◆ TASK DETAILS
Only lines with the string "responsibility" matter here; gather them from the material below.

◆ ENTRIES
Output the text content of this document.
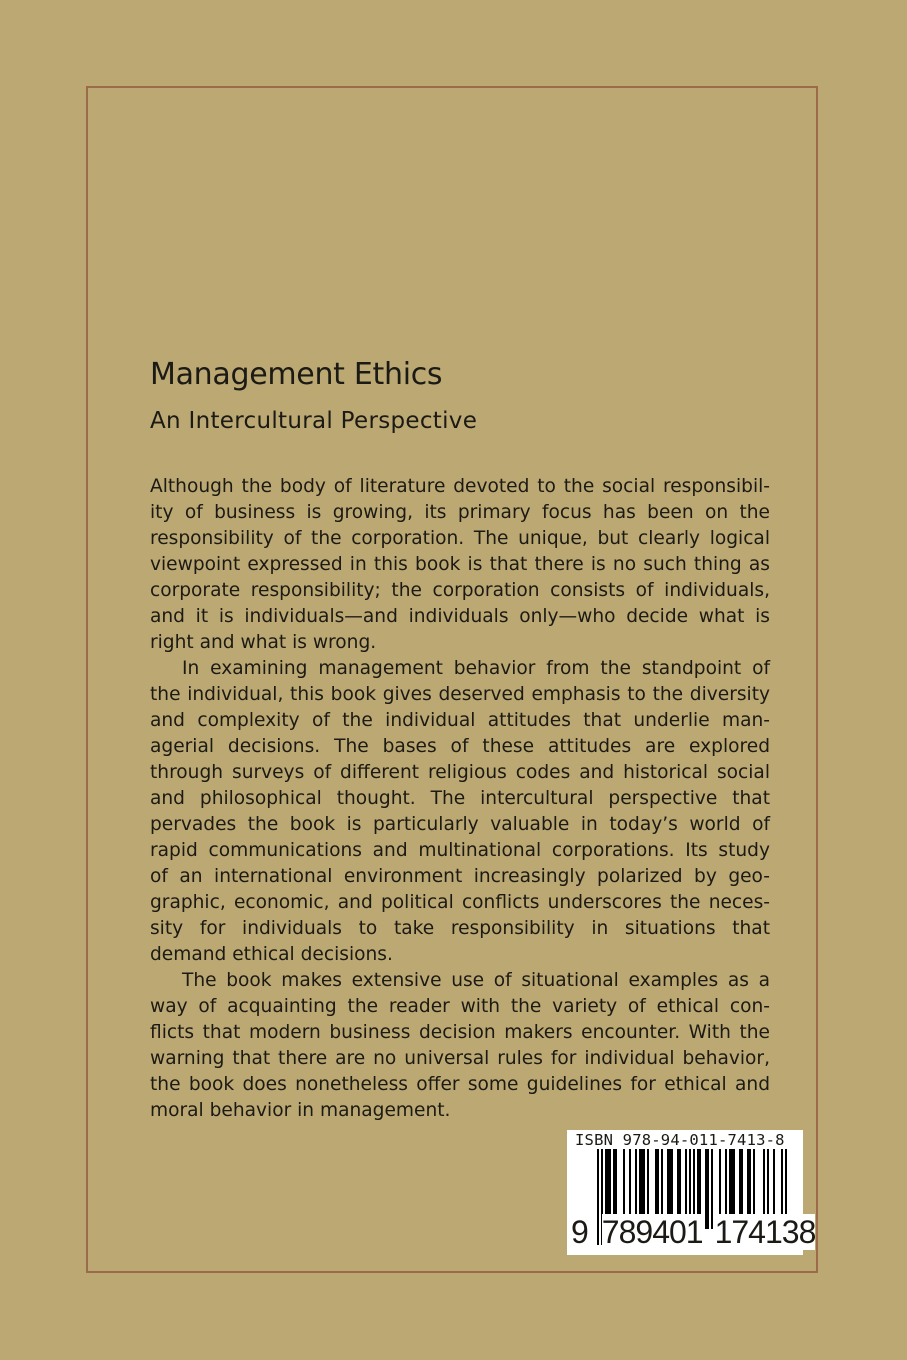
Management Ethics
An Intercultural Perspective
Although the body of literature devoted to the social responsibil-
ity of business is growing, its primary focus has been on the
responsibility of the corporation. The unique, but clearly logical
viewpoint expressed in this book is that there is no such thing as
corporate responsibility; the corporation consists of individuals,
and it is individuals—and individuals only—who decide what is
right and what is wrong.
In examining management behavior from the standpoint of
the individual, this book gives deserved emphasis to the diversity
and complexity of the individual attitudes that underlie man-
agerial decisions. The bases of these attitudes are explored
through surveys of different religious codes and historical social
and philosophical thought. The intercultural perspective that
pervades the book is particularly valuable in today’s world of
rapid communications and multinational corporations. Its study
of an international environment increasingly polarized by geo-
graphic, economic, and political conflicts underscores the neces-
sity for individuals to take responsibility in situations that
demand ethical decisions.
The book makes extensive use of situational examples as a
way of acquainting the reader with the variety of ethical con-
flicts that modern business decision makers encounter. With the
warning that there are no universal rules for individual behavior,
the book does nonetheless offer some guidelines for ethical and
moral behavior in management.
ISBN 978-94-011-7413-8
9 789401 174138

...

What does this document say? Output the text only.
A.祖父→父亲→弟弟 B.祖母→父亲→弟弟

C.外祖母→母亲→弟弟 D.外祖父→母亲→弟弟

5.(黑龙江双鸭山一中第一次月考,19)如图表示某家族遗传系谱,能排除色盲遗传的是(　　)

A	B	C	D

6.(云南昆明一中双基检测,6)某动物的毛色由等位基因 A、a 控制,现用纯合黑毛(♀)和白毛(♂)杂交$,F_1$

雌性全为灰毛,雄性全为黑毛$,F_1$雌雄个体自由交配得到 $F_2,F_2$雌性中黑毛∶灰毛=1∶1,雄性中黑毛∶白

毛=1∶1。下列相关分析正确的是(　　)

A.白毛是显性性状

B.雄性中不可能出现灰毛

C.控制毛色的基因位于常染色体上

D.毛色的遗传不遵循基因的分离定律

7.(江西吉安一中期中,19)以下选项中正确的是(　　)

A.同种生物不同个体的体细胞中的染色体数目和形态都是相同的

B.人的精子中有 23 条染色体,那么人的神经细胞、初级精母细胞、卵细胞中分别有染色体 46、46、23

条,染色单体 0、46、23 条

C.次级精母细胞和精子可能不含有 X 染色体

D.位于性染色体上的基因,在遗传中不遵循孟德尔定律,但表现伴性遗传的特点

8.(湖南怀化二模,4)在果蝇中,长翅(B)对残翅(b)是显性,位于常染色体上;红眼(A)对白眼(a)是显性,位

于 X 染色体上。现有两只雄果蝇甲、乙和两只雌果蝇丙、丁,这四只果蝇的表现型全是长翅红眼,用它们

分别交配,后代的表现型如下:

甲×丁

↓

◆ FINISHED TASK
responsibility of the corporation. The unique, but clearly logical
corporate responsibility; the corporation consists of individuals,
sity for individuals to take responsibility in situations that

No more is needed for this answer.